**Given entries**.
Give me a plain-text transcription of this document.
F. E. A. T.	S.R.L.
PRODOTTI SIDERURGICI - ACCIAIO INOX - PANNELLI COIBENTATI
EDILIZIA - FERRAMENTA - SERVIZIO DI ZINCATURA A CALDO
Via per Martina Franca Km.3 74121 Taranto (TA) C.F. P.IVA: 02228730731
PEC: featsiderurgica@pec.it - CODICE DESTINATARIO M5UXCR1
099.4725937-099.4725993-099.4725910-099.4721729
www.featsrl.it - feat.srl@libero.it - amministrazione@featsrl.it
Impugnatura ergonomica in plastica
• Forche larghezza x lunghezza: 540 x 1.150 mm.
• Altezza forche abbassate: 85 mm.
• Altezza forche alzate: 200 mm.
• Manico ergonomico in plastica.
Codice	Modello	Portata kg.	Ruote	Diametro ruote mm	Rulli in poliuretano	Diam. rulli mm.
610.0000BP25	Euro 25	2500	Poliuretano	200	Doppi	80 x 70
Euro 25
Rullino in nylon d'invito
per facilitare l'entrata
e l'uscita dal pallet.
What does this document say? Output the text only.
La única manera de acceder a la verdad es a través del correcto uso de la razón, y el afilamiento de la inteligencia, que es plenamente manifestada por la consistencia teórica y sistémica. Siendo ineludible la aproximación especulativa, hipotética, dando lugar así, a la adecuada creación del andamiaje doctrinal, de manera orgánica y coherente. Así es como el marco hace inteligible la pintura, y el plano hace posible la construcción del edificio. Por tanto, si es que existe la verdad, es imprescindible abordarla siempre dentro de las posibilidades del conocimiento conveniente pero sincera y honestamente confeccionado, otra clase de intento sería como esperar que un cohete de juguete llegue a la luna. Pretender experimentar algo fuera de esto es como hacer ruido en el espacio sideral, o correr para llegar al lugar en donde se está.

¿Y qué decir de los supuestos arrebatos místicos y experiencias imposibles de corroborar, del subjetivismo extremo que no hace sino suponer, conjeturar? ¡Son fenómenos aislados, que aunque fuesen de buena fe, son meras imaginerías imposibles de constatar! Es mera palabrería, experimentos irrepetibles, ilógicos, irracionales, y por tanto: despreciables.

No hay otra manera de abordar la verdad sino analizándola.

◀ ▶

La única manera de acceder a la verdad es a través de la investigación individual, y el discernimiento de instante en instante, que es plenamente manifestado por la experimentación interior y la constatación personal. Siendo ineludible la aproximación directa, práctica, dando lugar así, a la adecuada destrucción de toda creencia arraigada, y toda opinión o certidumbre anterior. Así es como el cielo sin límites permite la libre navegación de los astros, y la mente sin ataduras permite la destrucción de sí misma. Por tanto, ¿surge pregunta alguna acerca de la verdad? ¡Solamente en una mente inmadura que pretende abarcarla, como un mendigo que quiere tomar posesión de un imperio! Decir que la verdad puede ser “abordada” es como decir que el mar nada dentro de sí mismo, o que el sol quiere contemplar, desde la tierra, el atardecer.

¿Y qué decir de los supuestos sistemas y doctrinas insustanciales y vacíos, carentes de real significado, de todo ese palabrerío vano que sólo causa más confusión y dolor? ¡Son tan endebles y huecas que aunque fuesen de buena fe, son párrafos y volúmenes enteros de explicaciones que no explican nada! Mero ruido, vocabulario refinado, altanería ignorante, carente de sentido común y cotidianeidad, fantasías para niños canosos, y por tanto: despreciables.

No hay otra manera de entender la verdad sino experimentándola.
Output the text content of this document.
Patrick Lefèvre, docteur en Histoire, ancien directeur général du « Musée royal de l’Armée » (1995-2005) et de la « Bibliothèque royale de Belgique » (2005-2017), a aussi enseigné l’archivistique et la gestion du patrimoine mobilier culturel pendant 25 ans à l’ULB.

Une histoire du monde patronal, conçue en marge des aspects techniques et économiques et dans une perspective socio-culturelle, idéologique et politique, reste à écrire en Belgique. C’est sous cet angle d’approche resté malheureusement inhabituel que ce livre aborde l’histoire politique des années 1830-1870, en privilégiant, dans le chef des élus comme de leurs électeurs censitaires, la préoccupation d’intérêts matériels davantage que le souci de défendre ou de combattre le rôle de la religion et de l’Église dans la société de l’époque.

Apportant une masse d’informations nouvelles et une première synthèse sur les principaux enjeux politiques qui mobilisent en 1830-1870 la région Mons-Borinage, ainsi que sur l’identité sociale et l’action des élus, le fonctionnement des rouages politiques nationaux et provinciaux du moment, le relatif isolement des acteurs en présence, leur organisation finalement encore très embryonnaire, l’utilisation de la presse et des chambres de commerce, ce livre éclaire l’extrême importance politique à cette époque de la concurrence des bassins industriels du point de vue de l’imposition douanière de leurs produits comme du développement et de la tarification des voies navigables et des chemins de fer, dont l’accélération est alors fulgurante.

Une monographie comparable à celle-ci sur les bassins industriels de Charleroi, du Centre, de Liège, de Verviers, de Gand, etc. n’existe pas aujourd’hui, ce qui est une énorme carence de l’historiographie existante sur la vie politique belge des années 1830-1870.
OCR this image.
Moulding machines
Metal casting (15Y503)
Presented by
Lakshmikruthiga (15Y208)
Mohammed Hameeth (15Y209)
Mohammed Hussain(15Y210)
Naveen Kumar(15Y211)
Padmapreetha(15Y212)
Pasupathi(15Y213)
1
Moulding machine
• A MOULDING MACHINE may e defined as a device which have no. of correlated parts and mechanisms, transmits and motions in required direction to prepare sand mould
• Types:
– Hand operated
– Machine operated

**Directions for this task**. Return each line of the data that contains the string "aunque".

**Answer to this task**.
¿Y qué decir de los supuestos arrebatos místicos y experiencias imposibles de corroborar, del subjetivismo extremo que no hace sino suponer, conjeturar? ¡Son fenómenos aislados, que aunque fuesen de buena fe, son meras imaginerías imposibles de constatar! Es mera palabrería, experimentos irrepetibles, ilógicos, irracionales, y por tanto: despreciables.
¿Y qué decir de los supuestos sistemas y doctrinas insustanciales y vacíos, carentes de real significado, de todo ese palabrerío vano que sólo causa más confusión y dolor? ¡Son tan endebles y huecas que aunque fuesen de buena fe, son párrafos y volúmenes enteros de explicaciones que no explican nada! Mero ruido, vocabulario refinado, altanería ignorante, carente de sentido común y cotidianeidad, fantasías para niños canosos, y por tanto: despreciables.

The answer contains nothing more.